----- Recorded information

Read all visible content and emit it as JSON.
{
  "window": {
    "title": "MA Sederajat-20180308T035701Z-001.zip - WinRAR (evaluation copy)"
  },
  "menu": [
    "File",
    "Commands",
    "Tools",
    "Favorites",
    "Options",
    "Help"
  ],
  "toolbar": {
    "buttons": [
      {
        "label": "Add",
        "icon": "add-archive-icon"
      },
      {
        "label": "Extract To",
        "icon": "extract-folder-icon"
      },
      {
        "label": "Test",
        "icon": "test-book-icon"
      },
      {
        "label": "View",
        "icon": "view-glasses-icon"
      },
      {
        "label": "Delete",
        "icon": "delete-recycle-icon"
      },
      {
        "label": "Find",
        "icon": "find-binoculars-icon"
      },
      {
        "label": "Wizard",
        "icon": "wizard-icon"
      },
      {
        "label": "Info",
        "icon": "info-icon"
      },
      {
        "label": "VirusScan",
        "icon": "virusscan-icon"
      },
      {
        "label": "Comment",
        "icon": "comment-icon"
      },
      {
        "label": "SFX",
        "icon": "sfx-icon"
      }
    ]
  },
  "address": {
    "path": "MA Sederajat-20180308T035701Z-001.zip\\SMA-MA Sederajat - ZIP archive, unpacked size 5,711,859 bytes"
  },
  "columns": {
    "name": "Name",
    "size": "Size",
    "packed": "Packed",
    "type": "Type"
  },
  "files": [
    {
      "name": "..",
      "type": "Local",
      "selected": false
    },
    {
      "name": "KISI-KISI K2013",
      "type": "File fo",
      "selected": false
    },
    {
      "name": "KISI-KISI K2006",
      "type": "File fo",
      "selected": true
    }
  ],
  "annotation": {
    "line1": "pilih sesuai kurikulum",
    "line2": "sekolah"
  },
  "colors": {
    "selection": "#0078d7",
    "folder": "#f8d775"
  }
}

----------

**Description of the task:**
Please copy out each line of the data in which the word "name" occurs.

**Written response:**
    "name": "Name",
      "name": "..",
      "name": "KISI-KISI K2013",
      "name": "KISI-KISI K2006",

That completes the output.